**GIVEN EXERCISE**:
Pull out every line in the data that has the string "Custo" in it.

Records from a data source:
☆ ☆ ☆ ☆
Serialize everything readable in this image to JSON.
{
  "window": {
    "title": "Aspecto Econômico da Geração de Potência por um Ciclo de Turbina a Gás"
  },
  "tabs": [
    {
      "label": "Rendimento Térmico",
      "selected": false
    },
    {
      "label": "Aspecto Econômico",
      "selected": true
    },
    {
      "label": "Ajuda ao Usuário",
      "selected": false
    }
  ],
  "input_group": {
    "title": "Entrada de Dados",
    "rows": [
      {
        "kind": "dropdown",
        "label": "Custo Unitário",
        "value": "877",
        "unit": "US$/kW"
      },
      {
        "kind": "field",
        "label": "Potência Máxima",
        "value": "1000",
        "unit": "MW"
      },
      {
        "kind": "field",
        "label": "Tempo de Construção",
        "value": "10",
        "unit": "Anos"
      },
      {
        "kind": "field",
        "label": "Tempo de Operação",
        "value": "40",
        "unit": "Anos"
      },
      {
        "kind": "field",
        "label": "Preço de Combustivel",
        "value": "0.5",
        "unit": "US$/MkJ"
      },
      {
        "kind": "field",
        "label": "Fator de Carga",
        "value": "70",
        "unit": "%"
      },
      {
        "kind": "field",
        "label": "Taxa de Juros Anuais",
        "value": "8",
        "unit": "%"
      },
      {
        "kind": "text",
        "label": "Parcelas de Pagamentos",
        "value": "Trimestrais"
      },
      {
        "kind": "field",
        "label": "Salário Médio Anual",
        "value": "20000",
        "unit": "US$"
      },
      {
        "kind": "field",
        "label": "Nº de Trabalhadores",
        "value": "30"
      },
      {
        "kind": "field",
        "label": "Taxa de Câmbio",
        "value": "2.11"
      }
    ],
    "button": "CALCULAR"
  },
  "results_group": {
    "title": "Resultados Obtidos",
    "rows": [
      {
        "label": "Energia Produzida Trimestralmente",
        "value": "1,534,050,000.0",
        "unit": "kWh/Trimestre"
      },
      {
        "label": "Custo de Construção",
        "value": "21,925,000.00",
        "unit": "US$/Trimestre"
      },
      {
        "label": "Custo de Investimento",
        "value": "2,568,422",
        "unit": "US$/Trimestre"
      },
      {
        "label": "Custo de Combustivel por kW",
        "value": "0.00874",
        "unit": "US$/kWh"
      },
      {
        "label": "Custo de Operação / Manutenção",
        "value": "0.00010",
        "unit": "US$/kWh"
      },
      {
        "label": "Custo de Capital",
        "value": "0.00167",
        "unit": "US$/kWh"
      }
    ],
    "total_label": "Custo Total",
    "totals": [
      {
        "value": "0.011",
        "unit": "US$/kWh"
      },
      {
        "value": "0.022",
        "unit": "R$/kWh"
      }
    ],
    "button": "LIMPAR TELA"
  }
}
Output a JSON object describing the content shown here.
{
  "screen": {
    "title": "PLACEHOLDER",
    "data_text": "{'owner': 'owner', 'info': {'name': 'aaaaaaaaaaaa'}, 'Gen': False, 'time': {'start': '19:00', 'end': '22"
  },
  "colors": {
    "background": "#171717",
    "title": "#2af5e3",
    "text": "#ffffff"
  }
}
☆ ☆ ☆ ☆
**RESPONSE TO THIS EXERCISE**:
        "label": "Custo Unitário",
        "label": "Custo de Construção",
        "label": "Custo de Investimento",
        "label": "Custo de Combustivel por kW",
        "label": "Custo de Operação / Manutenção",
        "label": "Custo de Capital",
    "total_label": "Custo Total",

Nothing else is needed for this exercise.